Your task is to print the material below exactly as presented.

(Records from a collection)
□ □ □

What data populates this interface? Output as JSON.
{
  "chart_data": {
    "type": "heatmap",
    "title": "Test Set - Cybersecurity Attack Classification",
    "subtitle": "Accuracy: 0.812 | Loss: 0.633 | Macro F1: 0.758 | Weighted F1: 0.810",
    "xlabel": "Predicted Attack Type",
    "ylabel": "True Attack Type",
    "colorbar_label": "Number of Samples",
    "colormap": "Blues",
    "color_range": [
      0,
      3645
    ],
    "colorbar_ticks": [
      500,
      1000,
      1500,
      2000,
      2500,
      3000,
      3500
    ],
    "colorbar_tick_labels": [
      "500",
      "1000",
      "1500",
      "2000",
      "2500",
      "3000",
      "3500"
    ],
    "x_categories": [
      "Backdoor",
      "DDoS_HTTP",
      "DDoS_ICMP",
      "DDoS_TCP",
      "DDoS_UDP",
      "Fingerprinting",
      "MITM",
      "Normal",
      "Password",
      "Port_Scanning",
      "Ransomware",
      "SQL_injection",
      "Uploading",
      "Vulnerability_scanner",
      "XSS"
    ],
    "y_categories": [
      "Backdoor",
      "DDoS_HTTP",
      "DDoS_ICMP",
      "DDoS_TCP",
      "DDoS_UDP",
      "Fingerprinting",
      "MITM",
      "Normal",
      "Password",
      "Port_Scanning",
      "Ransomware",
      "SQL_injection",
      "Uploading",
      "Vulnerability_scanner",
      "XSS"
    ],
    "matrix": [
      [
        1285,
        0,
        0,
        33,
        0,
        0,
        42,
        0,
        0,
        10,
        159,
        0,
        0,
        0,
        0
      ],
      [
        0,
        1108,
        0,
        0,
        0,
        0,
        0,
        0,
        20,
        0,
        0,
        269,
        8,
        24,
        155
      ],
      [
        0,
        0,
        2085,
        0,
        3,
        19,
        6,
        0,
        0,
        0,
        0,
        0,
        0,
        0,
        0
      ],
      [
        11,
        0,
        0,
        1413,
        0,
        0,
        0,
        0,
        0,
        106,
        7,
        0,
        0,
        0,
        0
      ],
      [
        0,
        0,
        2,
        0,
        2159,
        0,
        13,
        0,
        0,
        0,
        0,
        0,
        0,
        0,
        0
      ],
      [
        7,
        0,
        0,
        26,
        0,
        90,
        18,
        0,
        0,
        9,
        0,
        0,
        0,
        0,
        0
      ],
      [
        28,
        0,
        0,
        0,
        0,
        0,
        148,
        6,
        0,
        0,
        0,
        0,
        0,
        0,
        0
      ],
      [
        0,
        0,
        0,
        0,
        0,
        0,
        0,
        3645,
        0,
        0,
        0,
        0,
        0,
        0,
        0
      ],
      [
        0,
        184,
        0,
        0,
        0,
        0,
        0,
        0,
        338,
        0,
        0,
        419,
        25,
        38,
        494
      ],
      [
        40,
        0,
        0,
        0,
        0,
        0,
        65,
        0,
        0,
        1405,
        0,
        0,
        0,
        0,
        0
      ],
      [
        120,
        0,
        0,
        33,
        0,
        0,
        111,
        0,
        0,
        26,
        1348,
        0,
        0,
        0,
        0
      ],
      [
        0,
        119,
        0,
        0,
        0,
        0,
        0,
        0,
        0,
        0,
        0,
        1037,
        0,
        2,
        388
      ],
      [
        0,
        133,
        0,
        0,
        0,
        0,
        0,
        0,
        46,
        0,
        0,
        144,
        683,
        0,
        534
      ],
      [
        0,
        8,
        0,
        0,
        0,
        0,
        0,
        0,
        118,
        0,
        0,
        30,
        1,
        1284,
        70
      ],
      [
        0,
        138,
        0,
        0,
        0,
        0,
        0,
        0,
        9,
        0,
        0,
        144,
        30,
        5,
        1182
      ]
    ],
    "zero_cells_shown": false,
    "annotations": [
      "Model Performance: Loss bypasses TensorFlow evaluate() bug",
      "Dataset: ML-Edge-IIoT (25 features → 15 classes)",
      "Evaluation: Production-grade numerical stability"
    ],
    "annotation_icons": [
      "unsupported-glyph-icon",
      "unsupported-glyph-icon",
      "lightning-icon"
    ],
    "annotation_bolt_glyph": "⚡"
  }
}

□ □ □

> **Answer below**
What data populates this interface? Output as JSON.
{
  "chart_data": {
    "type": "heatmap",
    "title": "Test Set - Cybersecurity Attack Classification",
    "subtitle": "Accuracy: 0.812 | Loss: 0.633 | Macro F1: 0.758 | Weighted F1: 0.810",
    "xlabel": "Predicted Attack Type",
    "ylabel": "True Attack Type",
    "colorbar_label": "Number of Samples",
    "colormap": "Blues",
    "color_range": [
      0,
      3645
    ],
    "colorbar_ticks": [
      500,
      1000,
      1500,
      2000,
      2500,
      3000,
      3500
    ],
    "colorbar_tick_labels": [
      "500",
      "1000",
      "1500",
      "2000",
      "2500",
      "3000",
      "3500"
    ],
    "x_categories": [
      "Backdoor",
      "DDoS_HTTP",
      "DDoS_ICMP",
      "DDoS_TCP",
      "DDoS_UDP",
      "Fingerprinting",
      "MITM",
      "Normal",
      "Password",
      "Port_Scanning",
      "Ransomware",
      "SQL_injection",
      "Uploading",
      "Vulnerability_scanner",
      "XSS"
    ],
    "y_categories": [
      "Backdoor",
      "DDoS_HTTP",
      "DDoS_ICMP",
      "DDoS_TCP",
      "DDoS_UDP",
      "Fingerprinting",
      "MITM",
      "Normal",
      "Password",
      "Port_Scanning",
      "Ransomware",
      "SQL_injection",
      "Uploading",
      "Vulnerability_scanner",
      "XSS"
    ],
    "matrix": [
      [
        1285,
        0,
        0,
        33,
        0,
        0,
        42,
        0,
        0,
        10,
        159,
        0,
        0,
        0,
        0
      ],
      [
        0,
        1108,
        0,
        0,
        0,
        0,
        0,
        0,
        20,
        0,
        0,
        269,
        8,
        24,
        155
      ],
      [
        0,
        0,
        2085,
        0,
        3,
        19,
        6,
        0,
        0,
        0,
        0,
        0,
        0,
        0,
        0
      ],
      [
        11,
        0,
        0,
        1413,
        0,
        0,
        0,
        0,
        0,
        106,
        7,
        0,
        0,
        0,
        0
      ],
      [
        0,
        0,
        2,
        0,
        2159,
        0,
        13,
        0,
        0,
        0,
        0,
        0,
        0,
        0,
        0
      ],
      [
        7,
        0,
        0,
        26,
        0,
        90,
        18,
        0,
        0,
        9,
        0,
        0,
        0,
        0,
        0
      ],
      [
        28,
        0,
        0,
        0,
        0,
        0,
        148,
        6,
        0,
        0,
        0,
        0,
        0,
        0,
        0
      ],
      [
        0,
        0,
        0,
        0,
        0,
        0,
        0,
        3645,
        0,
        0,
        0,
        0,
        0,
        0,
        0
      ],
      [
        0,
        184,
        0,
        0,
        0,
        0,
        0,
        0,
        338,
        0,
        0,
        419,
        25,
        38,
        494
      ],
      [
        40,
        0,
        0,
        0,
        0,
        0,
        65,
        0,
        0,
        1405,
        0,
        0,
        0,
        0,
        0
      ],
      [
        120,
        0,
        0,
        33,
        0,
        0,
        111,
        0,
        0,
        26,
        1348,
        0,
        0,
        0,
        0
      ],
      [
        0,
        119,
        0,
        0,
        0,
        0,
        0,
        0,
        0,
        0,
        0,
        1037,
        0,
        2,
        388
      ],
      [
        0,
        133,
        0,
        0,
        0,
        0,
        0,
        0,
        46,
        0,
        0,
        144,
        683,
        0,
        534
      ],
      [
        0,
        8,
        0,
        0,
        0,
        0,
        0,
        0,
        118,
        0,
        0,
        30,
        1,
        1284,
        70
      ],
      [
        0,
        138,
        0,
        0,
        0,
        0,
        0,
        0,
        9,
        0,
        0,
        144,
        30,
        5,
        1182
      ]
    ],
    "zero_cells_shown": false,
    "annotations": [
      "Model Performance: Loss bypasses TensorFlow evaluate() bug",
      "Dataset: ML-Edge-IIoT (25 features → 15 classes)",
      "Evaluation: Production-grade numerical stability"
    ],
    "annotation_icons": [
      "unsupported-glyph-icon",
      "unsupported-glyph-icon",
      "lightning-icon"
    ],
    "annotation_bolt_glyph": "⚡"
  }
}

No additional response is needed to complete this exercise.